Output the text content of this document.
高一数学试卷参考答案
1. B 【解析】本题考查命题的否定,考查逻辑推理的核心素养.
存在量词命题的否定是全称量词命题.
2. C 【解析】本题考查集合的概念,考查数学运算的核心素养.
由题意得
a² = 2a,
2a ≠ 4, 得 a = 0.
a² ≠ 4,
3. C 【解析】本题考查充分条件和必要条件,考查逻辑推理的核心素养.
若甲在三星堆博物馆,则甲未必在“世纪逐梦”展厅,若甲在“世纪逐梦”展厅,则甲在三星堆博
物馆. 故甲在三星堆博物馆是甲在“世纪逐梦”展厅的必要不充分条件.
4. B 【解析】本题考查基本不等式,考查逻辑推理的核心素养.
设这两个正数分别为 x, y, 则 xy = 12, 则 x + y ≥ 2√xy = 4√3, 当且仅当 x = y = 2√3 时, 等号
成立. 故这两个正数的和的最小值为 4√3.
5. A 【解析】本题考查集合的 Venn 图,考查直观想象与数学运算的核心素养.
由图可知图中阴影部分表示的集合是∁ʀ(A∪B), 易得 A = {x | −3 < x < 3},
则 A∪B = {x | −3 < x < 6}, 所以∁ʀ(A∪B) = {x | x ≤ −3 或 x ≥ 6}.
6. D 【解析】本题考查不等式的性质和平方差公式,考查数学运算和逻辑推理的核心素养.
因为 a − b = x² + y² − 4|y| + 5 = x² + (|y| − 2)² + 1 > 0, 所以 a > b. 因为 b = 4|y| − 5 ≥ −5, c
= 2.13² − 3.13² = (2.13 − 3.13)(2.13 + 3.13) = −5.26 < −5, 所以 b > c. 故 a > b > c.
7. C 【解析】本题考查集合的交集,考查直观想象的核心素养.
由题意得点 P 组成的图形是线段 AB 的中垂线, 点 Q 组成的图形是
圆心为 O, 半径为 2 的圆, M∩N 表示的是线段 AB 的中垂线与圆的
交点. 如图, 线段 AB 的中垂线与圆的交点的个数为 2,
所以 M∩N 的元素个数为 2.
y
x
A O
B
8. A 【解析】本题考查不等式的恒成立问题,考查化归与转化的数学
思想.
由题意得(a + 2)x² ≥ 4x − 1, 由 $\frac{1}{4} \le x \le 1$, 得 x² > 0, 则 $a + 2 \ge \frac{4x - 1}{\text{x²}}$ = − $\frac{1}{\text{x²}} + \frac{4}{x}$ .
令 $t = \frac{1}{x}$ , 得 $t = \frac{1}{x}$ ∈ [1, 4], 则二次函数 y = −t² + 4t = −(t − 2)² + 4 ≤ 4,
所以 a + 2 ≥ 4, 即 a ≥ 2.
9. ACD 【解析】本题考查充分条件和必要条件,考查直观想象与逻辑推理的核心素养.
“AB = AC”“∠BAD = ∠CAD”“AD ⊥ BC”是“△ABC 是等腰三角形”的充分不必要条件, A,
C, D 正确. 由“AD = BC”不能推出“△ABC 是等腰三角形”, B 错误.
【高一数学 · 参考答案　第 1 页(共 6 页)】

__________

# Description of the task
Only a number is wanted: how many lines contain the word "本题考查充分条件和必要条件"?

# Output
2